(Your goal) Each line that holds the word "Placebo" counts once; give the total number of such lines and nothing else.
* * *
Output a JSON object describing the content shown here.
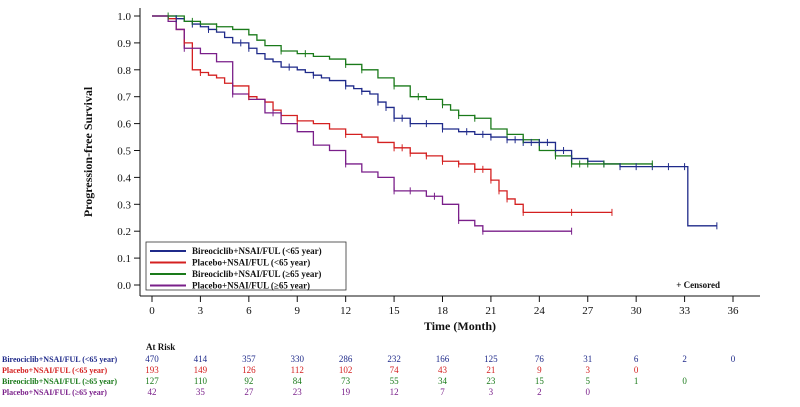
{
  "chart_data": {
    "type": "line",
    "subtype": "kaplan-meier",
    "title": "",
    "xlabel": "Time (Month)",
    "ylabel": "Progression-free Survival",
    "xlim": [
      0,
      36
    ],
    "ylim": [
      0.0,
      1.0
    ],
    "xticks": [
      "0",
      "3",
      "6",
      "9",
      "12",
      "15",
      "18",
      "21",
      "24",
      "27",
      "30",
      "33",
      "36"
    ],
    "yticks": [
      "0.0",
      "0.1",
      "0.2",
      "0.3",
      "0.4",
      "0.5",
      "0.6",
      "0.7",
      "0.8",
      "0.9",
      "1.0"
    ],
    "censored_note": "+ Censored",
    "legend_position": "bottom-left",
    "series": [
      {
        "name": "Bireociclib+NSAI/FUL (<65 year)",
        "color": "#1f2a8a",
        "steps": [
          [
            0,
            1.0
          ],
          [
            1,
            1.0
          ],
          [
            1.5,
            0.99
          ],
          [
            2,
            0.98
          ],
          [
            2.5,
            0.97
          ],
          [
            3,
            0.96
          ],
          [
            3.5,
            0.95
          ],
          [
            4,
            0.94
          ],
          [
            4.5,
            0.92
          ],
          [
            5,
            0.9
          ],
          [
            6,
            0.88
          ],
          [
            6.5,
            0.86
          ],
          [
            7,
            0.84
          ],
          [
            7.5,
            0.83
          ],
          [
            8,
            0.81
          ],
          [
            9,
            0.8
          ],
          [
            9.5,
            0.79
          ],
          [
            10,
            0.78
          ],
          [
            10.5,
            0.77
          ],
          [
            11,
            0.76
          ],
          [
            12,
            0.74
          ],
          [
            12.5,
            0.73
          ],
          [
            13,
            0.72
          ],
          [
            13.5,
            0.71
          ],
          [
            14,
            0.68
          ],
          [
            14.5,
            0.66
          ],
          [
            15,
            0.62
          ],
          [
            16,
            0.6
          ],
          [
            17,
            0.6
          ],
          [
            18,
            0.58
          ],
          [
            19,
            0.57
          ],
          [
            20,
            0.56
          ],
          [
            21,
            0.55
          ],
          [
            22,
            0.54
          ],
          [
            23,
            0.53
          ],
          [
            24,
            0.53
          ],
          [
            25,
            0.5
          ],
          [
            26,
            0.47
          ],
          [
            27,
            0.46
          ],
          [
            28,
            0.45
          ],
          [
            29,
            0.44
          ],
          [
            30,
            0.44
          ],
          [
            31,
            0.44
          ],
          [
            32,
            0.44
          ],
          [
            33,
            0.44
          ],
          [
            33.2,
            0.22
          ],
          [
            35,
            0.22
          ]
        ],
        "censored": [
          1.5,
          2.5,
          3.5,
          5.5,
          6,
          8.5,
          10,
          12,
          13,
          14,
          14.5,
          15,
          15.5,
          16,
          17,
          18,
          19.5,
          20.5,
          21,
          22,
          22.5,
          23,
          23.5,
          24,
          24.5,
          25,
          25.5,
          26,
          27,
          28,
          29,
          30,
          31,
          32,
          33,
          35
        ]
      },
      {
        "name": "Placebo+NSAI/FUL (<65 year)",
        "color": "#d42020",
        "steps": [
          [
            0,
            1.0
          ],
          [
            1,
            0.99
          ],
          [
            1.5,
            0.95
          ],
          [
            2,
            0.9
          ],
          [
            2.5,
            0.8
          ],
          [
            3,
            0.79
          ],
          [
            3.5,
            0.78
          ],
          [
            4,
            0.77
          ],
          [
            4.5,
            0.75
          ],
          [
            5,
            0.74
          ],
          [
            6,
            0.7
          ],
          [
            6.5,
            0.69
          ],
          [
            7,
            0.68
          ],
          [
            7.5,
            0.65
          ],
          [
            8,
            0.63
          ],
          [
            9,
            0.61
          ],
          [
            10,
            0.6
          ],
          [
            11,
            0.58
          ],
          [
            12,
            0.56
          ],
          [
            13,
            0.55
          ],
          [
            14,
            0.53
          ],
          [
            15,
            0.51
          ],
          [
            16,
            0.49
          ],
          [
            17,
            0.48
          ],
          [
            18,
            0.46
          ],
          [
            19,
            0.45
          ],
          [
            20,
            0.43
          ],
          [
            21,
            0.39
          ],
          [
            21.5,
            0.35
          ],
          [
            22,
            0.32
          ],
          [
            22.5,
            0.3
          ],
          [
            23,
            0.27
          ],
          [
            24,
            0.27
          ],
          [
            25,
            0.27
          ],
          [
            26,
            0.27
          ],
          [
            27,
            0.27
          ],
          [
            28.5,
            0.27
          ]
        ],
        "censored": [
          2,
          3,
          6,
          9,
          12,
          15,
          15.5,
          16,
          17,
          18,
          19,
          20,
          20.5,
          21,
          21.5,
          22,
          23,
          26,
          28.5
        ]
      },
      {
        "name": "Bireociclib+NSAI/FUL (≥65 year)",
        "color": "#1a7a1a",
        "steps": [
          [
            0,
            1.0
          ],
          [
            1,
            1.0
          ],
          [
            2,
            0.98
          ],
          [
            3,
            0.97
          ],
          [
            4,
            0.96
          ],
          [
            5,
            0.95
          ],
          [
            6,
            0.93
          ],
          [
            6.5,
            0.91
          ],
          [
            7,
            0.89
          ],
          [
            8,
            0.87
          ],
          [
            9,
            0.86
          ],
          [
            10,
            0.85
          ],
          [
            11,
            0.84
          ],
          [
            12,
            0.82
          ],
          [
            13,
            0.8
          ],
          [
            14,
            0.77
          ],
          [
            15,
            0.74
          ],
          [
            16,
            0.7
          ],
          [
            17,
            0.69
          ],
          [
            18,
            0.67
          ],
          [
            18.5,
            0.65
          ],
          [
            19,
            0.63
          ],
          [
            20,
            0.62
          ],
          [
            21,
            0.58
          ],
          [
            22,
            0.56
          ],
          [
            23,
            0.54
          ],
          [
            24,
            0.5
          ],
          [
            25,
            0.48
          ],
          [
            26,
            0.45
          ],
          [
            27,
            0.45
          ],
          [
            28,
            0.45
          ],
          [
            30,
            0.45
          ],
          [
            31,
            0.45
          ]
        ],
        "censored": [
          1,
          2.5,
          4,
          8,
          9.5,
          12,
          13,
          15,
          16.5,
          18,
          19,
          20,
          22,
          23,
          25,
          26,
          26.5,
          27,
          28,
          31
        ]
      },
      {
        "name": "Placebo+NSAI/FUL (≥65 year)",
        "color": "#7a1f8a",
        "steps": [
          [
            0,
            1.0
          ],
          [
            1,
            0.98
          ],
          [
            1.5,
            0.95
          ],
          [
            2,
            0.88
          ],
          [
            3,
            0.86
          ],
          [
            4,
            0.83
          ],
          [
            5,
            0.71
          ],
          [
            6,
            0.69
          ],
          [
            7,
            0.64
          ],
          [
            8,
            0.6
          ],
          [
            9,
            0.57
          ],
          [
            10,
            0.52
          ],
          [
            11,
            0.5
          ],
          [
            12,
            0.45
          ],
          [
            13,
            0.42
          ],
          [
            14,
            0.4
          ],
          [
            15,
            0.35
          ],
          [
            16,
            0.35
          ],
          [
            17,
            0.33
          ],
          [
            18,
            0.3
          ],
          [
            19,
            0.24
          ],
          [
            20,
            0.22
          ],
          [
            20.5,
            0.2
          ],
          [
            21,
            0.2
          ],
          [
            24,
            0.2
          ],
          [
            26,
            0.2
          ]
        ],
        "censored": [
          2,
          5,
          7.5,
          12,
          15,
          16,
          17.5,
          19,
          20.5,
          26
        ]
      }
    ],
    "at_risk": {
      "title": "At Risk",
      "rows": [
        {
          "label": "Bireociclib+NSAI/FUL (<65 year)",
          "color": "#1f2a8a",
          "values": [
            "470",
            "414",
            "357",
            "330",
            "286",
            "232",
            "166",
            "125",
            "76",
            "31",
            "6",
            "2",
            "0"
          ]
        },
        {
          "label": "Placebo+NSAI/FUL (<65 year)",
          "color": "#d42020",
          "values": [
            "193",
            "149",
            "126",
            "112",
            "102",
            "74",
            "43",
            "21",
            "9",
            "3",
            "0"
          ]
        },
        {
          "label": "Bireociclib+NSAI/FUL (≥65 year)",
          "color": "#1a7a1a",
          "values": [
            "127",
            "110",
            "92",
            "84",
            "73",
            "55",
            "34",
            "23",
            "15",
            "5",
            "1",
            "0"
          ]
        },
        {
          "label": "Placebo+NSAI/FUL (≥65 year)",
          "color": "#7a1f8a",
          "values": [
            "42",
            "35",
            "27",
            "23",
            "19",
            "12",
            "7",
            "3",
            "2",
            "0"
          ]
        }
      ]
    }
  }
}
* * *
(Task solution) 4